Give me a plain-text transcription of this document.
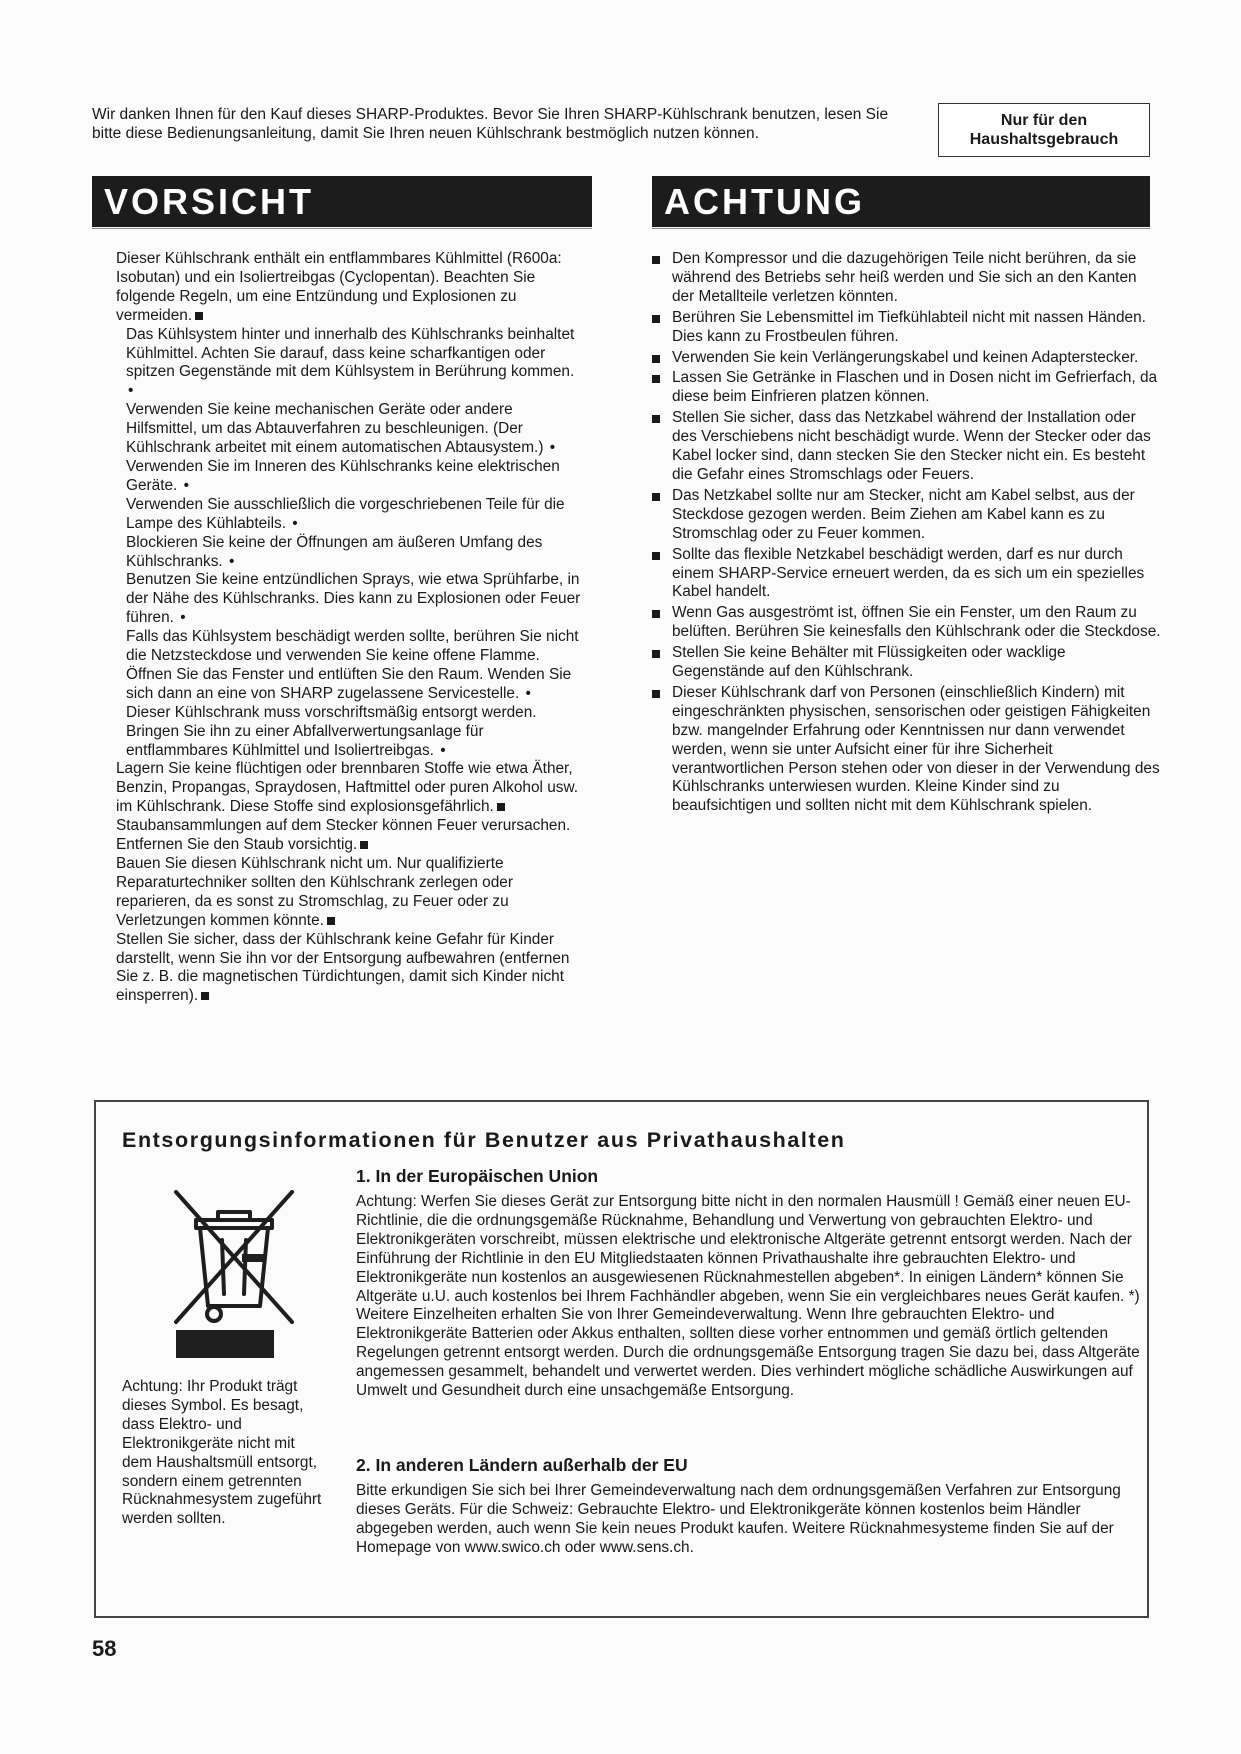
Wir danken Ihnen für den Kauf dieses SHARP-Produktes. Bevor Sie Ihren SHARP-Kühlschrank benutzen, lesen Sie bitte diese Bedienungsanleitung, damit Sie Ihren neuen Kühlschrank bestmöglich nutzen können.
Nur für den
Haushaltsgebrauch
VORSICHT

Dieser Kühlschrank enthält ein entflammbares Kühlmittel (R600a: Isobutan) und ein Isoliertreibgas (Cyclopentan). Beachten Sie folgende Regeln, um eine Entzündung und Explosionen zu vermeiden.

Das Kühlsystem hinter und innerhalb des Kühlschranks beinhaltet Kühlmittel. Achten Sie darauf, dass keine scharfkantigen oder spitzen Gegenstände mit dem Kühlsystem in Berührung kommen. •

Verwenden Sie keine mechanischen Geräte oder andere Hilfsmittel, um das Abtauverfahren zu beschleunigen. (Der Kühlschrank arbeitet mit einem automatischen Abtausystem.) •

Verwenden Sie im Inneren des Kühlschranks keine elektrischen Geräte. •

Verwenden Sie ausschließlich die vorgeschriebenen Teile für die Lampe des Kühlabteils. •

Blockieren Sie keine der Öffnungen am äußeren Umfang des Kühlschranks. •

Benutzen Sie keine entzündlichen Sprays, wie etwa Sprühfarbe, in der Nähe des Kühlschranks. Dies kann zu Explosionen oder Feuer führen. •

Falls das Kühlsystem beschädigt werden sollte, berühren Sie nicht die Netzsteckdose und verwenden Sie keine offene Flamme. Öffnen Sie das Fenster und entlüften Sie den Raum. Wenden Sie sich dann an eine von SHARP zugelassene Servicestelle. •

Dieser Kühlschrank muss vorschriftsmäßig entsorgt werden. Bringen Sie ihn zu einer Abfallverwertungsanlage für entflammbares Kühlmittel und Isoliertreibgas. •

Lagern Sie keine flüchtigen oder brennbaren Stoffe wie etwa Äther, Benzin, Propangas, Spraydosen, Haftmittel oder puren Alkohol usw. im Kühlschrank. Diese Stoffe sind explosionsgefährlich.

Staubansammlungen auf dem Stecker können Feuer verursachen. Entfernen Sie den Staub vorsichtig.

Bauen Sie diesen Kühlschrank nicht um. Nur qualifizierte Reparaturtechniker sollten den Kühlschrank zerlegen oder reparieren, da es sonst zu Stromschlag, zu Feuer oder zu Verletzungen kommen könnte.

Stellen Sie sicher, dass der Kühlschrank keine Gefahr für Kinder darstellt, wenn Sie ihn vor der Entsorgung aufbewahren (entfernen Sie z. B. die magnetischen Türdichtungen, damit sich Kinder nicht einsperren).

ACHTUNG
Den Kompressor und die dazugehörigen Teile nicht berühren, da sie während des Betriebs sehr heiß werden und Sie sich an den Kanten der Metallteile verletzen könnten.
Berühren Sie Lebensmittel im Tiefkühlabteil nicht mit nassen Händen. Dies kann zu Frostbeulen führen.
Verwenden Sie kein Verlängerungskabel und keinen Adapterstecker.
Lassen Sie Getränke in Flaschen und in Dosen nicht im Gefrierfach, da diese beim Einfrieren platzen können.
Stellen Sie sicher, dass das Netzkabel während der Installation oder des Verschiebens nicht beschädigt wurde. Wenn der Stecker oder das Kabel locker sind, dann stecken Sie den Stecker nicht ein. Es besteht die Gefahr eines Stromschlags oder Feuers.
Das Netzkabel sollte nur am Stecker, nicht am Kabel selbst, aus der Steckdose gezogen werden. Beim Ziehen am Kabel kann es zu Stromschlag oder zu Feuer kommen.
Sollte das flexible Netzkabel beschädigt werden, darf es nur durch einem SHARP-Service erneuert werden, da es sich um ein spezielles Kabel handelt.
Wenn Gas ausgeströmt ist, öffnen Sie ein Fenster, um den Raum zu belüften. Berühren Sie keinesfalls den Kühlschrank oder die Steckdose.
Stellen Sie keine Behälter mit Flüssigkeiten oder wacklige Gegenstände auf den Kühlschrank.
Dieser Kühlschrank darf von Personen (einschließlich Kindern) mit eingeschränkten physischen, sensorischen oder geistigen Fähigkeiten bzw. mangelnder Erfahrung oder Kenntnissen nur dann verwendet werden, wenn sie unter Aufsicht einer für ihre Sicherheit verantwortlichen Person stehen oder von dieser in der Verwendung des Kühlschranks unterwiesen wurden. Kleine Kinder sind zu beaufsichtigen und sollten nicht mit dem Kühlschrank spielen.
Entsorgungsinformationen für Benutzer aus Privathaushalten
Achtung: Ihr Produkt trägt dieses Symbol. Es besagt, dass Elektro- und Elektronikgeräte nicht mit dem Haushaltsmüll entsorgt, sondern einem getrennten Rücknahmesystem zugeführt werden sollten.
1. In der Europäischen Union
Achtung: Werfen Sie dieses Gerät zur Entsorgung bitte nicht in den normalen Hausmüll ! Gemäß einer neuen EU-Richtlinie, die die ordnungsgemäße Rücknahme, Behandlung und Verwertung von gebrauchten Elektro- und Elektronikgeräten vorschreibt, müssen elektrische und elektronische Altgeräte getrennt entsorgt werden. Nach der Einführung der Richtlinie in den EU Mitgliedstaaten können Privathaushalte ihre gebrauchten Elektro- und Elektronikgeräte nun kostenlos an ausgewiesenen Rücknahmestellen abgeben*. In einigen Ländern* können Sie Altgeräte u.U. auch kostenlos bei Ihrem Fachhändler abgeben, wenn Sie ein vergleichbares neues Gerät kaufen. *) Weitere Einzelheiten erhalten Sie von Ihrer Gemeindeverwaltung. Wenn Ihre gebrauchten Elektro- und Elektronikgeräte Batterien oder Akkus enthalten, sollten diese vorher entnommen und gemäß örtlich geltenden Regelungen getrennt entsorgt werden. Durch die ordnungsgemäße Entsorgung tragen Sie dazu bei, dass Altgeräte angemessen gesammelt, behandelt und verwertet werden. Dies verhindert mögliche schädliche Auswirkungen auf Umwelt und Gesundheit durch eine unsachgemäße Entsorgung.
2. In anderen Ländern außerhalb der EU
Bitte erkundigen Sie sich bei Ihrer Gemeindeverwaltung nach dem ordnungsgemäßen Verfahren zur Entsorgung dieses Geräts. Für die Schweiz: Gebrauchte Elektro- und Elektronikgeräte können kostenlos beim Händler abgegeben werden, auch wenn Sie kein neues Produkt kaufen. Weitere Rücknahmesysteme finden Sie auf der Homepage von www.swico.ch oder www.sens.ch.
58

++++++

> **Prompt**
Reproduce all the records verbatim, excluding images.

> **Solution to this exercise**
Give me a plain-text transcription of this document.
Wir danken Ihnen für den Kauf dieses SHARP-Produktes. Bevor Sie Ihren SHARP-Kühlschrank benutzen, lesen Sie bitte diese Bedienungsanleitung, damit Sie Ihren neuen Kühlschrank bestmöglich nutzen können.
Nur für den
Haushaltsgebrauch
VORSICHT

Dieser Kühlschrank enthält ein entflammbares Kühlmittel (R600a: Isobutan) und ein Isoliertreibgas (Cyclopentan). Beachten Sie folgende Regeln, um eine Entzündung und Explosionen zu vermeiden.

Das Kühlsystem hinter und innerhalb des Kühlschranks beinhaltet Kühlmittel. Achten Sie darauf, dass keine scharfkantigen oder spitzen Gegenstände mit dem Kühlsystem in Berührung kommen. •

Verwenden Sie keine mechanischen Geräte oder andere Hilfsmittel, um das Abtauverfahren zu beschleunigen. (Der Kühlschrank arbeitet mit einem automatischen Abtausystem.) •

Verwenden Sie im Inneren des Kühlschranks keine elektrischen Geräte. •

Verwenden Sie ausschließlich die vorgeschriebenen Teile für die Lampe des Kühlabteils. •

Blockieren Sie keine der Öffnungen am äußeren Umfang des Kühlschranks. •

Benutzen Sie keine entzündlichen Sprays, wie etwa Sprühfarbe, in der Nähe des Kühlschranks. Dies kann zu Explosionen oder Feuer führen. •

Falls das Kühlsystem beschädigt werden sollte, berühren Sie nicht die Netzsteckdose und verwenden Sie keine offene Flamme. Öffnen Sie das Fenster und entlüften Sie den Raum. Wenden Sie sich dann an eine von SHARP zugelassene Servicestelle. •

Dieser Kühlschrank muss vorschriftsmäßig entsorgt werden. Bringen Sie ihn zu einer Abfallverwertungsanlage für entflammbares Kühlmittel und Isoliertreibgas. •

Lagern Sie keine flüchtigen oder brennbaren Stoffe wie etwa Äther, Benzin, Propangas, Spraydosen, Haftmittel oder puren Alkohol usw. im Kühlschrank. Diese Stoffe sind explosionsgefährlich.

Staubansammlungen auf dem Stecker können Feuer verursachen. Entfernen Sie den Staub vorsichtig.

Bauen Sie diesen Kühlschrank nicht um. Nur qualifizierte Reparaturtechniker sollten den Kühlschrank zerlegen oder reparieren, da es sonst zu Stromschlag, zu Feuer oder zu Verletzungen kommen könnte.

Stellen Sie sicher, dass der Kühlschrank keine Gefahr für Kinder darstellt, wenn Sie ihn vor der Entsorgung aufbewahren (entfernen Sie z. B. die magnetischen Türdichtungen, damit sich Kinder nicht einsperren).

ACHTUNG
Den Kompressor und die dazugehörigen Teile nicht berühren, da sie während des Betriebs sehr heiß werden und Sie sich an den Kanten der Metallteile verletzen könnten.
Berühren Sie Lebensmittel im Tiefkühlabteil nicht mit nassen Händen. Dies kann zu Frostbeulen führen.
Verwenden Sie kein Verlängerungskabel und keinen Adapterstecker.
Lassen Sie Getränke in Flaschen und in Dosen nicht im Gefrierfach, da diese beim Einfrieren platzen können.
Stellen Sie sicher, dass das Netzkabel während der Installation oder des Verschiebens nicht beschädigt wurde. Wenn der Stecker oder das Kabel locker sind, dann stecken Sie den Stecker nicht ein. Es besteht die Gefahr eines Stromschlags oder Feuers.
Das Netzkabel sollte nur am Stecker, nicht am Kabel selbst, aus der Steckdose gezogen werden. Beim Ziehen am Kabel kann es zu Stromschlag oder zu Feuer kommen.
Sollte das flexible Netzkabel beschädigt werden, darf es nur durch einem SHARP-Service erneuert werden, da es sich um ein spezielles Kabel handelt.
Wenn Gas ausgeströmt ist, öffnen Sie ein Fenster, um den Raum zu belüften. Berühren Sie keinesfalls den Kühlschrank oder die Steckdose.
Stellen Sie keine Behälter mit Flüssigkeiten oder wacklige Gegenstände auf den Kühlschrank.
Dieser Kühlschrank darf von Personen (einschließlich Kindern) mit eingeschränkten physischen, sensorischen oder geistigen Fähigkeiten bzw. mangelnder Erfahrung oder Kenntnissen nur dann verwendet werden, wenn sie unter Aufsicht einer für ihre Sicherheit verantwortlichen Person stehen oder von dieser in der Verwendung des Kühlschranks unterwiesen wurden. Kleine Kinder sind zu beaufsichtigen und sollten nicht mit dem Kühlschrank spielen.
Entsorgungsinformationen für Benutzer aus Privathaushalten
Achtung: Ihr Produkt trägt dieses Symbol. Es besagt, dass Elektro- und Elektronikgeräte nicht mit dem Haushaltsmüll entsorgt, sondern einem getrennten Rücknahmesystem zugeführt werden sollten.
1. In der Europäischen Union
Achtung: Werfen Sie dieses Gerät zur Entsorgung bitte nicht in den normalen Hausmüll ! Gemäß einer neuen EU-Richtlinie, die die ordnungsgemäße Rücknahme, Behandlung und Verwertung von gebrauchten Elektro- und Elektronikgeräten vorschreibt, müssen elektrische und elektronische Altgeräte getrennt entsorgt werden. Nach der Einführung der Richtlinie in den EU Mitgliedstaaten können Privathaushalte ihre gebrauchten Elektro- und Elektronikgeräte nun kostenlos an ausgewiesenen Rücknahmestellen abgeben*. In einigen Ländern* können Sie Altgeräte u.U. auch kostenlos bei Ihrem Fachhändler abgeben, wenn Sie ein vergleichbares neues Gerät kaufen. *) Weitere Einzelheiten erhalten Sie von Ihrer Gemeindeverwaltung. Wenn Ihre gebrauchten Elektro- und Elektronikgeräte Batterien oder Akkus enthalten, sollten diese vorher entnommen und gemäß örtlich geltenden Regelungen getrennt entsorgt werden. Durch die ordnungsgemäße Entsorgung tragen Sie dazu bei, dass Altgeräte angemessen gesammelt, behandelt und verwertet werden. Dies verhindert mögliche schädliche Auswirkungen auf Umwelt und Gesundheit durch eine unsachgemäße Entsorgung.
2. In anderen Ländern außerhalb der EU
Bitte erkundigen Sie sich bei Ihrer Gemeindeverwaltung nach dem ordnungsgemäßen Verfahren zur Entsorgung dieses Geräts. Für die Schweiz: Gebrauchte Elektro- und Elektronikgeräte können kostenlos beim Händler abgegeben werden, auch wenn Sie kein neues Produkt kaufen. Weitere Rücknahmesysteme finden Sie auf der Homepage von www.swico.ch oder www.sens.ch.
58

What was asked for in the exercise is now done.